The request: Of the lines in the records that follow, how many include the word "Theory"? Answer with a bare number.

Provided entries:
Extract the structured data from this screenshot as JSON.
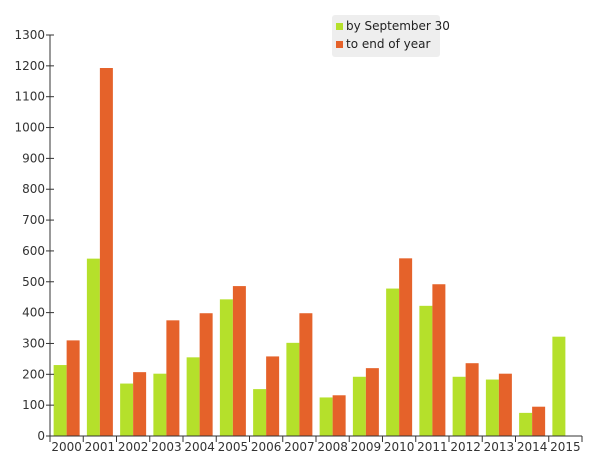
{
  "chart_data": {
    "type": "bar",
    "title": "",
    "xlabel": "",
    "ylabel": "",
    "categories": [
      "2000",
      "2001",
      "2002",
      "2003",
      "2004",
      "2005",
      "2006",
      "2007",
      "2008",
      "2009",
      "2010",
      "2011",
      "2012",
      "2013",
      "2014",
      "2015"
    ],
    "series": [
      {
        "name": "by September 30",
        "color": "#b5e02b",
        "values": [
          230,
          575,
          170,
          202,
          255,
          443,
          152,
          302,
          125,
          192,
          478,
          422,
          192,
          183,
          75,
          322
        ]
      },
      {
        "name": "to end of year",
        "color": "#e5622a",
        "values": [
          310,
          1193,
          207,
          375,
          398,
          486,
          258,
          398,
          132,
          220,
          576,
          492,
          236,
          202,
          95,
          null
        ]
      }
    ],
    "ylim": [
      0,
      1300
    ],
    "yticks": [
      0,
      100,
      200,
      300,
      400,
      500,
      600,
      700,
      800,
      900,
      1000,
      1100,
      1200,
      1300
    ],
    "grid": false,
    "legend_position": "top-right"
  }
}
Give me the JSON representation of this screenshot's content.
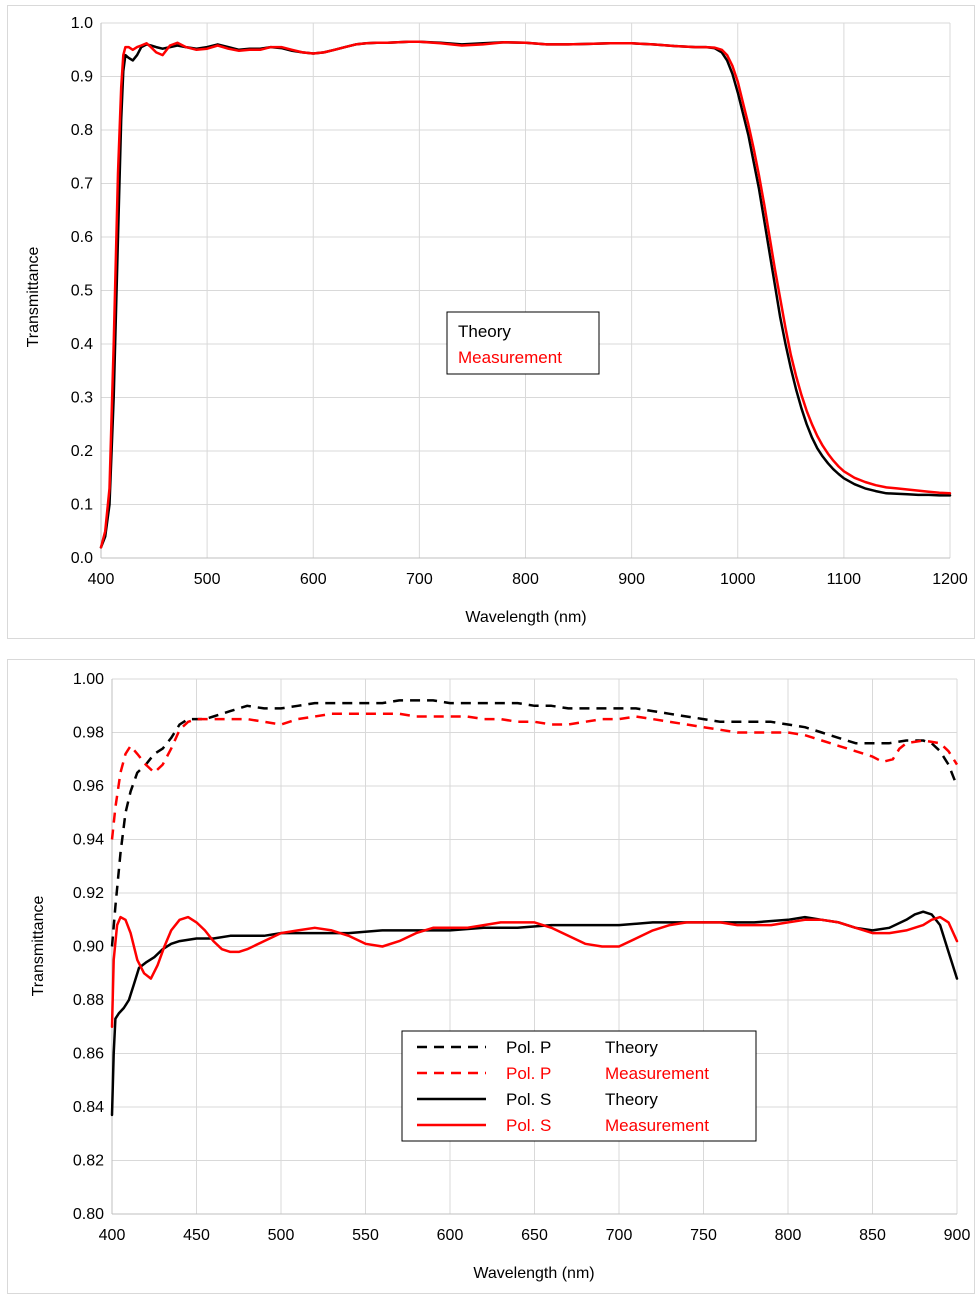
{
  "chart_data": [
    {
      "type": "line",
      "xlabel": "Wavelength (nm)",
      "ylabel": "Transmittance",
      "xlim": [
        400,
        1200
      ],
      "ylim": [
        0.0,
        1.0
      ],
      "xticks": [
        "400",
        "500",
        "600",
        "700",
        "800",
        "900",
        "1000",
        "1100",
        "1200"
      ],
      "yticks": [
        "0.0",
        "0.1",
        "0.2",
        "0.3",
        "0.4",
        "0.5",
        "0.6",
        "0.7",
        "0.8",
        "0.9",
        "1.0"
      ],
      "grid": true,
      "legend_position": "center",
      "series": [
        {
          "name": "Theory",
          "color": "#000000",
          "dash": "solid",
          "x": [
            400,
            404,
            408,
            412,
            416,
            419,
            421,
            423,
            426,
            430,
            434,
            438,
            443,
            447,
            452,
            458,
            465,
            472,
            480,
            490,
            500,
            510,
            520,
            530,
            540,
            550,
            560,
            570,
            580,
            590,
            600,
            610,
            620,
            630,
            640,
            650,
            660,
            670,
            680,
            690,
            700,
            720,
            740,
            760,
            780,
            800,
            820,
            840,
            860,
            880,
            900,
            920,
            940,
            960,
            970,
            978,
            985,
            990,
            995,
            1000,
            1005,
            1010,
            1015,
            1020,
            1025,
            1030,
            1035,
            1040,
            1045,
            1050,
            1055,
            1060,
            1065,
            1070,
            1075,
            1080,
            1085,
            1090,
            1095,
            1100,
            1110,
            1120,
            1130,
            1140,
            1150,
            1160,
            1170,
            1180,
            1190,
            1200
          ],
          "y": [
            0.02,
            0.04,
            0.1,
            0.3,
            0.6,
            0.82,
            0.91,
            0.94,
            0.935,
            0.93,
            0.94,
            0.955,
            0.96,
            0.958,
            0.955,
            0.952,
            0.955,
            0.958,
            0.955,
            0.952,
            0.955,
            0.96,
            0.955,
            0.95,
            0.952,
            0.952,
            0.955,
            0.953,
            0.948,
            0.945,
            0.943,
            0.945,
            0.95,
            0.955,
            0.96,
            0.962,
            0.963,
            0.963,
            0.964,
            0.965,
            0.965,
            0.963,
            0.96,
            0.962,
            0.964,
            0.963,
            0.96,
            0.96,
            0.961,
            0.962,
            0.962,
            0.96,
            0.957,
            0.955,
            0.955,
            0.953,
            0.945,
            0.93,
            0.905,
            0.87,
            0.83,
            0.79,
            0.74,
            0.69,
            0.63,
            0.57,
            0.51,
            0.45,
            0.4,
            0.355,
            0.315,
            0.28,
            0.25,
            0.225,
            0.205,
            0.19,
            0.177,
            0.166,
            0.157,
            0.149,
            0.138,
            0.13,
            0.125,
            0.121,
            0.12,
            0.119,
            0.118,
            0.118,
            0.117,
            0.117
          ]
        },
        {
          "name": "Measurement",
          "color": "#ff0000",
          "dash": "solid",
          "x": [
            400,
            404,
            408,
            412,
            416,
            419,
            421,
            423,
            426,
            430,
            434,
            438,
            443,
            447,
            452,
            458,
            465,
            472,
            480,
            490,
            500,
            510,
            520,
            530,
            540,
            550,
            560,
            570,
            580,
            590,
            600,
            610,
            620,
            630,
            640,
            650,
            660,
            670,
            680,
            690,
            700,
            720,
            740,
            760,
            780,
            800,
            820,
            840,
            860,
            880,
            900,
            920,
            940,
            960,
            970,
            978,
            985,
            990,
            995,
            1000,
            1005,
            1010,
            1015,
            1020,
            1025,
            1030,
            1035,
            1040,
            1045,
            1050,
            1055,
            1060,
            1065,
            1070,
            1075,
            1080,
            1085,
            1090,
            1095,
            1100,
            1110,
            1120,
            1130,
            1140,
            1150,
            1160,
            1170,
            1180,
            1190,
            1200
          ],
          "y": [
            0.02,
            0.05,
            0.13,
            0.4,
            0.72,
            0.88,
            0.94,
            0.955,
            0.955,
            0.95,
            0.955,
            0.958,
            0.962,
            0.955,
            0.945,
            0.94,
            0.958,
            0.963,
            0.955,
            0.95,
            0.952,
            0.958,
            0.952,
            0.948,
            0.95,
            0.95,
            0.955,
            0.955,
            0.95,
            0.945,
            0.943,
            0.945,
            0.95,
            0.955,
            0.96,
            0.962,
            0.963,
            0.963,
            0.964,
            0.965,
            0.965,
            0.962,
            0.958,
            0.96,
            0.964,
            0.963,
            0.96,
            0.96,
            0.961,
            0.962,
            0.962,
            0.96,
            0.957,
            0.955,
            0.955,
            0.954,
            0.95,
            0.94,
            0.92,
            0.89,
            0.85,
            0.81,
            0.765,
            0.715,
            0.66,
            0.6,
            0.54,
            0.485,
            0.43,
            0.38,
            0.34,
            0.305,
            0.275,
            0.25,
            0.228,
            0.21,
            0.195,
            0.182,
            0.171,
            0.162,
            0.15,
            0.142,
            0.136,
            0.132,
            0.13,
            0.128,
            0.126,
            0.124,
            0.122,
            0.121
          ]
        }
      ],
      "legend": [
        {
          "label": "Theory",
          "color": "#000000"
        },
        {
          "label": "Measurement",
          "color": "#ff0000"
        }
      ]
    },
    {
      "type": "line",
      "xlabel": "Wavelength (nm)",
      "ylabel": "Transmittance",
      "xlim": [
        400,
        900
      ],
      "ylim": [
        0.8,
        1.0
      ],
      "xticks": [
        "400",
        "450",
        "500",
        "550",
        "600",
        "650",
        "700",
        "750",
        "800",
        "850",
        "900"
      ],
      "yticks": [
        "0.80",
        "0.82",
        "0.84",
        "0.86",
        "0.88",
        "0.90",
        "0.92",
        "0.94",
        "0.96",
        "0.98",
        "1.00"
      ],
      "grid": true,
      "legend_position": "center-bottom",
      "series": [
        {
          "name": "Pol. P Theory",
          "color": "#000000",
          "dash": "dashed",
          "x": [
            400,
            402,
            405,
            408,
            411,
            415,
            420,
            425,
            430,
            435,
            440,
            445,
            450,
            455,
            460,
            470,
            480,
            490,
            500,
            510,
            520,
            530,
            540,
            550,
            560,
            570,
            580,
            590,
            600,
            610,
            620,
            630,
            640,
            650,
            660,
            670,
            680,
            690,
            700,
            710,
            720,
            730,
            740,
            750,
            760,
            770,
            780,
            790,
            800,
            810,
            820,
            830,
            840,
            850,
            860,
            870,
            880,
            885,
            890,
            895,
            900
          ],
          "y": [
            0.9,
            0.915,
            0.935,
            0.95,
            0.958,
            0.965,
            0.968,
            0.972,
            0.974,
            0.978,
            0.983,
            0.985,
            0.985,
            0.985,
            0.986,
            0.988,
            0.99,
            0.989,
            0.989,
            0.99,
            0.991,
            0.991,
            0.991,
            0.991,
            0.991,
            0.992,
            0.992,
            0.992,
            0.991,
            0.991,
            0.991,
            0.991,
            0.991,
            0.99,
            0.99,
            0.989,
            0.989,
            0.989,
            0.989,
            0.989,
            0.988,
            0.987,
            0.986,
            0.985,
            0.984,
            0.984,
            0.984,
            0.984,
            0.983,
            0.982,
            0.98,
            0.978,
            0.976,
            0.976,
            0.976,
            0.977,
            0.977,
            0.976,
            0.973,
            0.968,
            0.96
          ]
        },
        {
          "name": "Pol. P Measurement",
          "color": "#ff0000",
          "dash": "dashed",
          "x": [
            400,
            402,
            405,
            408,
            411,
            415,
            420,
            425,
            430,
            435,
            440,
            445,
            450,
            460,
            470,
            480,
            490,
            500,
            510,
            520,
            530,
            540,
            550,
            560,
            570,
            580,
            590,
            600,
            610,
            620,
            630,
            640,
            650,
            660,
            670,
            680,
            690,
            700,
            710,
            720,
            730,
            740,
            750,
            760,
            770,
            780,
            790,
            800,
            810,
            820,
            830,
            840,
            850,
            856,
            862,
            866,
            870,
            880,
            890,
            895,
            900
          ],
          "y": [
            0.94,
            0.952,
            0.965,
            0.972,
            0.975,
            0.972,
            0.968,
            0.965,
            0.968,
            0.974,
            0.981,
            0.984,
            0.985,
            0.985,
            0.985,
            0.985,
            0.984,
            0.983,
            0.985,
            0.986,
            0.987,
            0.987,
            0.987,
            0.987,
            0.987,
            0.986,
            0.986,
            0.986,
            0.986,
            0.985,
            0.985,
            0.984,
            0.984,
            0.983,
            0.983,
            0.984,
            0.985,
            0.985,
            0.986,
            0.985,
            0.984,
            0.983,
            0.982,
            0.981,
            0.98,
            0.98,
            0.98,
            0.98,
            0.979,
            0.977,
            0.975,
            0.973,
            0.971,
            0.969,
            0.97,
            0.974,
            0.976,
            0.977,
            0.976,
            0.973,
            0.968
          ]
        },
        {
          "name": "Pol. S Theory",
          "color": "#000000",
          "dash": "solid",
          "x": [
            400,
            401,
            402,
            404,
            407,
            410,
            413,
            416,
            420,
            425,
            430,
            435,
            440,
            450,
            460,
            470,
            480,
            490,
            500,
            520,
            540,
            560,
            580,
            600,
            620,
            640,
            660,
            680,
            700,
            720,
            740,
            760,
            780,
            800,
            810,
            820,
            830,
            840,
            850,
            860,
            870,
            875,
            880,
            885,
            890,
            895,
            900
          ],
          "y": [
            0.837,
            0.86,
            0.873,
            0.875,
            0.877,
            0.88,
            0.886,
            0.892,
            0.894,
            0.896,
            0.899,
            0.901,
            0.902,
            0.903,
            0.903,
            0.904,
            0.904,
            0.904,
            0.905,
            0.905,
            0.905,
            0.906,
            0.906,
            0.906,
            0.907,
            0.907,
            0.908,
            0.908,
            0.908,
            0.909,
            0.909,
            0.909,
            0.909,
            0.91,
            0.911,
            0.91,
            0.909,
            0.907,
            0.906,
            0.907,
            0.91,
            0.912,
            0.913,
            0.912,
            0.908,
            0.898,
            0.888
          ]
        },
        {
          "name": "Pol. S Measurement",
          "color": "#ff0000",
          "dash": "solid",
          "x": [
            400,
            401,
            403,
            405,
            408,
            411,
            415,
            419,
            423,
            427,
            431,
            435,
            440,
            445,
            450,
            455,
            460,
            465,
            470,
            475,
            480,
            490,
            500,
            510,
            520,
            530,
            540,
            550,
            560,
            570,
            580,
            590,
            600,
            610,
            620,
            630,
            640,
            650,
            660,
            670,
            680,
            690,
            700,
            710,
            720,
            730,
            740,
            750,
            760,
            770,
            780,
            790,
            800,
            810,
            820,
            830,
            840,
            850,
            855,
            860,
            870,
            880,
            885,
            890,
            895,
            900
          ],
          "y": [
            0.87,
            0.895,
            0.908,
            0.911,
            0.91,
            0.905,
            0.895,
            0.89,
            0.888,
            0.893,
            0.9,
            0.906,
            0.91,
            0.911,
            0.909,
            0.906,
            0.902,
            0.899,
            0.898,
            0.898,
            0.899,
            0.902,
            0.905,
            0.906,
            0.907,
            0.906,
            0.904,
            0.901,
            0.9,
            0.902,
            0.905,
            0.907,
            0.907,
            0.907,
            0.908,
            0.909,
            0.909,
            0.909,
            0.907,
            0.904,
            0.901,
            0.9,
            0.9,
            0.903,
            0.906,
            0.908,
            0.909,
            0.909,
            0.909,
            0.908,
            0.908,
            0.908,
            0.909,
            0.91,
            0.91,
            0.909,
            0.907,
            0.905,
            0.905,
            0.905,
            0.906,
            0.908,
            0.91,
            0.911,
            0.909,
            0.902
          ]
        }
      ],
      "legend": [
        {
          "label": "Pol. P",
          "desc": "Theory",
          "color": "#000000",
          "dash": "dashed"
        },
        {
          "label": "Pol. P",
          "desc": "Measurement",
          "color": "#ff0000",
          "dash": "dashed"
        },
        {
          "label": "Pol. S",
          "desc": "Theory",
          "color": "#000000",
          "dash": "solid"
        },
        {
          "label": "Pol. S",
          "desc": "Measurement",
          "color": "#ff0000",
          "dash": "solid"
        }
      ]
    }
  ]
}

Task output: 6